■ Stated exercise ■
Copy every line of the data that contains the string "JSON".

[Chart and figure data]

========================================================================

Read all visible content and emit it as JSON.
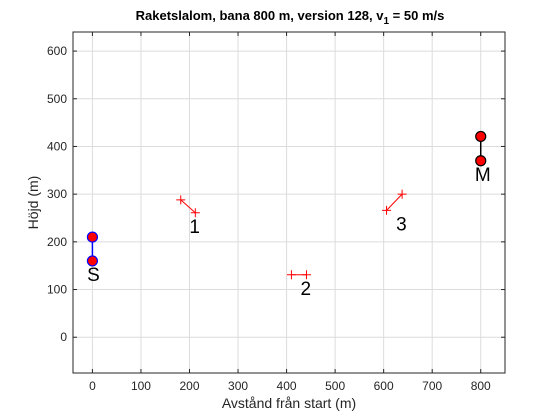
{
  "chart_data": {
    "type": "scatter",
    "title_main": "Raketslalom, bana 800 m, version 128, v",
    "title_sub": "1",
    "title_tail": " = 50 m/s",
    "xlabel": "Avstånd från start (m)",
    "ylabel": "Höjd (m)",
    "xlim": [
      -40,
      850
    ],
    "ylim": [
      -75,
      640
    ],
    "xticks": [
      0,
      100,
      200,
      300,
      400,
      500,
      600,
      700,
      800
    ],
    "yticks": [
      0,
      100,
      200,
      300,
      400,
      500,
      600
    ],
    "grid": true,
    "start": {
      "label": "S",
      "x": 0,
      "y_top": 210,
      "y_bottom": 160,
      "line_color": "#0000ff",
      "marker_color": "#ff0000",
      "edge_color": "#0000ff"
    },
    "finish": {
      "label": "M",
      "x": 800,
      "y_top": 421,
      "y_bottom": 370,
      "line_color": "#000000",
      "marker_color": "#ff0000",
      "edge_color": "#000000"
    },
    "gates": [
      {
        "label": "1",
        "x1": 182,
        "y1": 288,
        "x2": 212,
        "y2": 261
      },
      {
        "label": "2",
        "x1": 410,
        "y1": 131,
        "x2": 441,
        "y2": 131
      },
      {
        "label": "3",
        "x1": 606,
        "y1": 266,
        "x2": 638,
        "y2": 300
      }
    ],
    "gate_color": "#ff0000"
  }
}
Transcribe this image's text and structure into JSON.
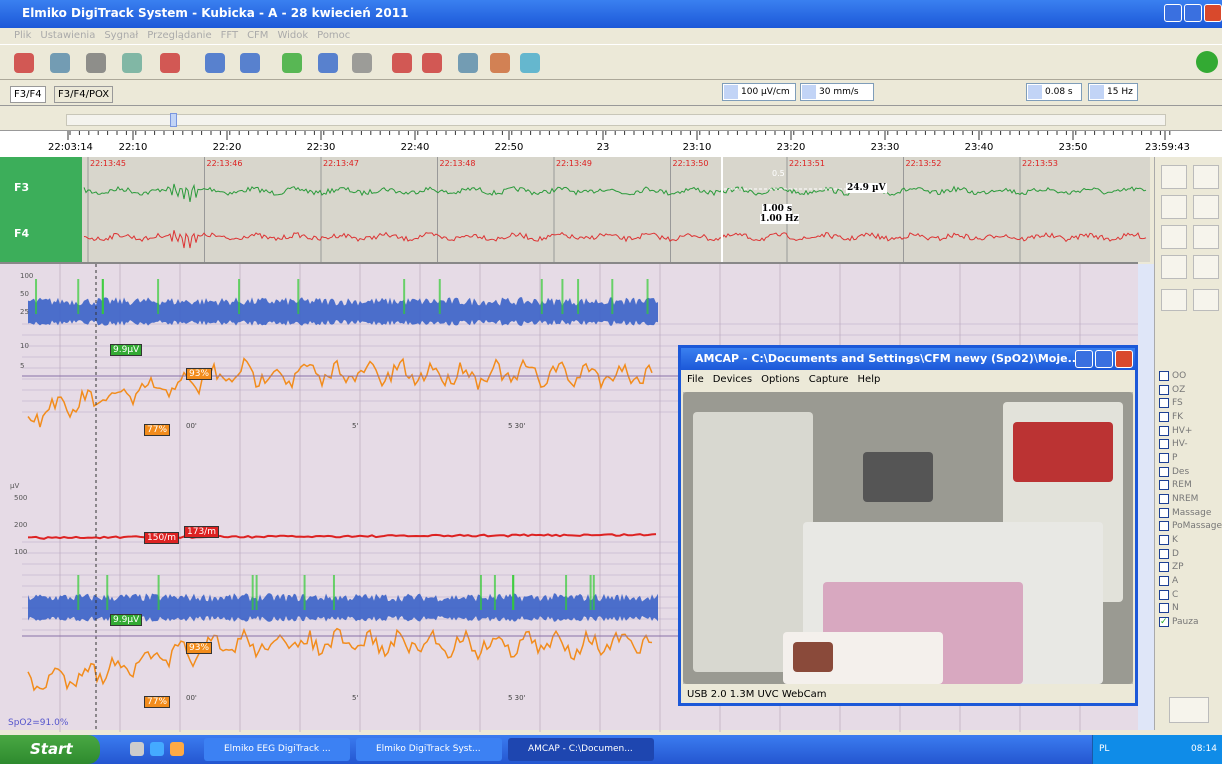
{
  "title_bar": {
    "title": "Elmiko DigiTrack System  -  Kubicka  -  A  -  28 kwiecień 2011"
  },
  "menu": [
    "Plik",
    "Ustawienia",
    "Sygnał",
    "Przeglądanie",
    "FFT",
    "CFM",
    "Widok",
    "Pomoc"
  ],
  "tabs": [
    "F3/F4",
    "F3/F4/POX"
  ],
  "settings": {
    "sensitivity": "100 µV/cm",
    "speed": "30 mm/s",
    "time_constant": "0.08 s",
    "filter": "15 Hz"
  },
  "time_ruler": [
    "22:03:14",
    "22:10",
    "22:20",
    "22:30",
    "22:40",
    "22:50",
    "23",
    "23:10",
    "23:20",
    "23:30",
    "23:40",
    "23:50",
    "23:59:43"
  ],
  "eeg": {
    "channels": [
      "F3",
      "F4"
    ],
    "times": [
      "22:13:45",
      "22:13:46",
      "22:13:47",
      "22:13:48",
      "22:13:49",
      "22:13:50",
      "22:13:51",
      "22:13:52",
      "22:13:53"
    ],
    "cursor": {
      "amplitude": "24.9 µV",
      "duration": "1.00 s",
      "frequency": "1.00 Hz",
      "scale": "0.5"
    }
  },
  "cfm": {
    "scale_top": [
      "100",
      "50",
      "25",
      "10",
      "5"
    ],
    "unit": "µV",
    "scale_bottom": [
      "500",
      "200",
      "100"
    ],
    "labels": {
      "amp1": "9.9µV",
      "spo2_high1": "93%",
      "spo2_low1": "77%",
      "hr1": "150/m",
      "hr2": "173/m",
      "amp2": "9.9µV",
      "spo2_high2": "93%",
      "spo2_low2": "77%",
      "spo2": "SpO2=91.0%"
    },
    "time_axis": [
      "00'",
      "5'",
      "5 30'"
    ]
  },
  "markers": [
    "OO",
    "OZ",
    "FS",
    "FK",
    "HV+",
    "HV-",
    "P",
    "Des",
    "REM",
    "NREM",
    "Massage",
    "PoMassage",
    "K",
    "D",
    "ZP",
    "A",
    "C",
    "N",
    "Pauza"
  ],
  "amcap": {
    "title": "AMCAP - C:\\Documents and Settings\\CFM newy (SpO2)\\Moje...",
    "menu": [
      "File",
      "Devices",
      "Options",
      "Capture",
      "Help"
    ],
    "status": "USB 2.0 1.3M UVC WebCam"
  },
  "taskbar": {
    "start": "Start",
    "items": [
      "Elmiko EEG DigiTrack ...",
      "Elmiko DigiTrack Syst...",
      "AMCAP - C:\\Documen..."
    ],
    "lang": "PL",
    "clock": "08:14"
  }
}
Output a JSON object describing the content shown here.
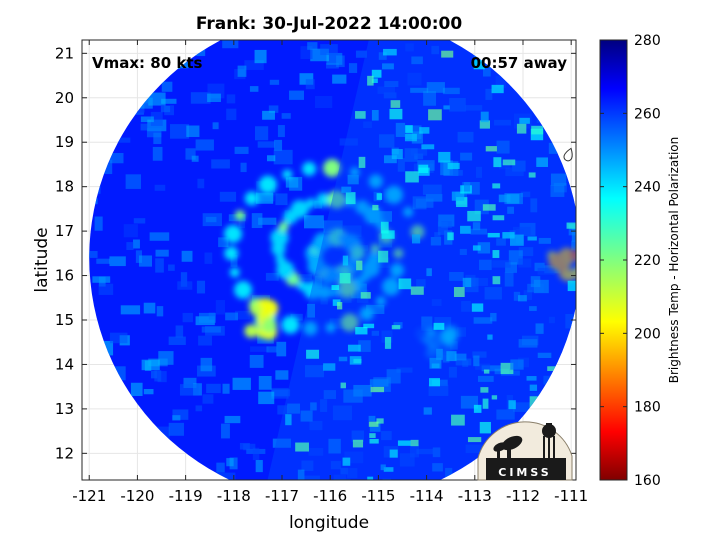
{
  "chart_data": {
    "type": "heatmap",
    "title": "Frank: 30-Jul-2022 14:00:00",
    "xlabel": "longitude",
    "ylabel": "latitude",
    "xlim": [
      -121.15,
      -110.9
    ],
    "ylim": [
      11.4,
      21.3
    ],
    "x_ticks": [
      -121,
      -120,
      -119,
      -118,
      -117,
      -116,
      -115,
      -114,
      -113,
      -112,
      -111
    ],
    "y_ticks": [
      12,
      13,
      14,
      15,
      16,
      17,
      18,
      19,
      20,
      21
    ],
    "grid": true,
    "annotations": {
      "left": "Vmax: 80 kts",
      "right": "00:57 away"
    },
    "storm_center": {
      "lon": -115.9,
      "lat": 16.4
    },
    "swath_radius_deg": 5.1,
    "swath_seam_lon_top": -115.2,
    "swath_seam_lon_bottom": -117.3,
    "colorbar": {
      "label": "Brightness Temp - Horizontal Polarization",
      "min": 160,
      "max": 280,
      "ticks": [
        160,
        180,
        200,
        220,
        240,
        260,
        280
      ],
      "colormap": "jet"
    },
    "features": [
      {
        "name": "eyewall-ring",
        "lon": -115.9,
        "lat": 16.4,
        "radius": 0.45,
        "value": 245
      },
      {
        "name": "inner-band",
        "lon": -116.0,
        "lat": 16.6,
        "radius": 1.1,
        "value": 240
      },
      {
        "name": "outer-band",
        "lon": -116.2,
        "lat": 16.5,
        "radius": 1.9,
        "value": 238
      },
      {
        "name": "south-band",
        "lon": -117.4,
        "lat": 15.0,
        "value": 200
      },
      {
        "name": "east-edge-convection",
        "lon": -111.1,
        "lat": 16.2,
        "value": 180
      },
      {
        "name": "southeast-rainband",
        "lon": -113.8,
        "lat": 14.5,
        "value": 235
      }
    ],
    "background_value": 262
  },
  "logo": {
    "text": "CIMSS"
  },
  "watermark_icon": "drop-icon"
}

========================================================================

■ Worked answer ■
Read all visible content and emit it as JSON.
Transcribe this image's text and structure into JSON.
Output a JSON object describing the content shown here.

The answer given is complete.